Data entries:
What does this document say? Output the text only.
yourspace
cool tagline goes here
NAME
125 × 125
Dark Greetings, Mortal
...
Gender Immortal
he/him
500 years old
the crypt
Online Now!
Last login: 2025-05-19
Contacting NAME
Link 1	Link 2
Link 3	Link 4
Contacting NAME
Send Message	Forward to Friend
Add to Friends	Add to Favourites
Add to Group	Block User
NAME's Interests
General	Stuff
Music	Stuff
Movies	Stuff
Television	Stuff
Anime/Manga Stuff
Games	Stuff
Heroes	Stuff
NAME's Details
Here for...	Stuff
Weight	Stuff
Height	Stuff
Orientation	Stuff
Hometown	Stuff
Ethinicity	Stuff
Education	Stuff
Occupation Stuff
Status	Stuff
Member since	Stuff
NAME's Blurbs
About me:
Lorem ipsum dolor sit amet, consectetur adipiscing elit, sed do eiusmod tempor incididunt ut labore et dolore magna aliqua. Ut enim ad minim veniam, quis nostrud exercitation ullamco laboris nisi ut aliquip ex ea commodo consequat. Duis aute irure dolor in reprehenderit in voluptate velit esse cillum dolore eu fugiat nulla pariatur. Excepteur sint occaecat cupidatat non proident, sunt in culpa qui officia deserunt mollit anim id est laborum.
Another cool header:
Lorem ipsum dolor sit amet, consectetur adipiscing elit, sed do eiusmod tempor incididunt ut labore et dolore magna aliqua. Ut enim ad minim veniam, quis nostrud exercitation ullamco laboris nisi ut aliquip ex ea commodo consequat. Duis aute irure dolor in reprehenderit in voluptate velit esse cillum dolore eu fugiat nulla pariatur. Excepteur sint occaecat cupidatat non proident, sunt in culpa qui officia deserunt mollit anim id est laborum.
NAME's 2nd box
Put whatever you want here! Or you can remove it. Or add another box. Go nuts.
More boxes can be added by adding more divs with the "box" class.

WHAT TO PRODUCE: Go back to the listing above and please repeat it exactly.

TASK SOLUTION:
What does this document say? Output the text only.
yourspace
cool tagline goes here
NAME
125 × 125
Dark Greetings, Mortal
...
Gender Immortal
he/him
500 years old
the crypt
Online Now!
Last login: 2025-05-19
Contacting NAME
Link 1	Link 2
Link 3	Link 4
Contacting NAME
Send Message	Forward to Friend
Add to Friends	Add to Favourites
Add to Group	Block User
NAME's Interests
General	Stuff
Music	Stuff
Movies	Stuff
Television	Stuff
Anime/Manga Stuff
Games	Stuff
Heroes	Stuff
NAME's Details
Here for...	Stuff
Weight	Stuff
Height	Stuff
Orientation	Stuff
Hometown	Stuff
Ethinicity	Stuff
Education	Stuff
Occupation Stuff
Status	Stuff
Member since	Stuff
NAME's Blurbs
About me:
Lorem ipsum dolor sit amet, consectetur adipiscing elit, sed do eiusmod tempor incididunt ut labore et dolore magna aliqua. Ut enim ad minim veniam, quis nostrud exercitation ullamco laboris nisi ut aliquip ex ea commodo consequat. Duis aute irure dolor in reprehenderit in voluptate velit esse cillum dolore eu fugiat nulla pariatur. Excepteur sint occaecat cupidatat non proident, sunt in culpa qui officia deserunt mollit anim id est laborum.
Another cool header:
Lorem ipsum dolor sit amet, consectetur adipiscing elit, sed do eiusmod tempor incididunt ut labore et dolore magna aliqua. Ut enim ad minim veniam, quis nostrud exercitation ullamco laboris nisi ut aliquip ex ea commodo consequat. Duis aute irure dolor in reprehenderit in voluptate velit esse cillum dolore eu fugiat nulla pariatur. Excepteur sint occaecat cupidatat non proident, sunt in culpa qui officia deserunt mollit anim id est laborum.
NAME's 2nd box
Put whatever you want here! Or you can remove it. Or add another box. Go nuts.
More boxes can be added by adding more divs with the "box" class.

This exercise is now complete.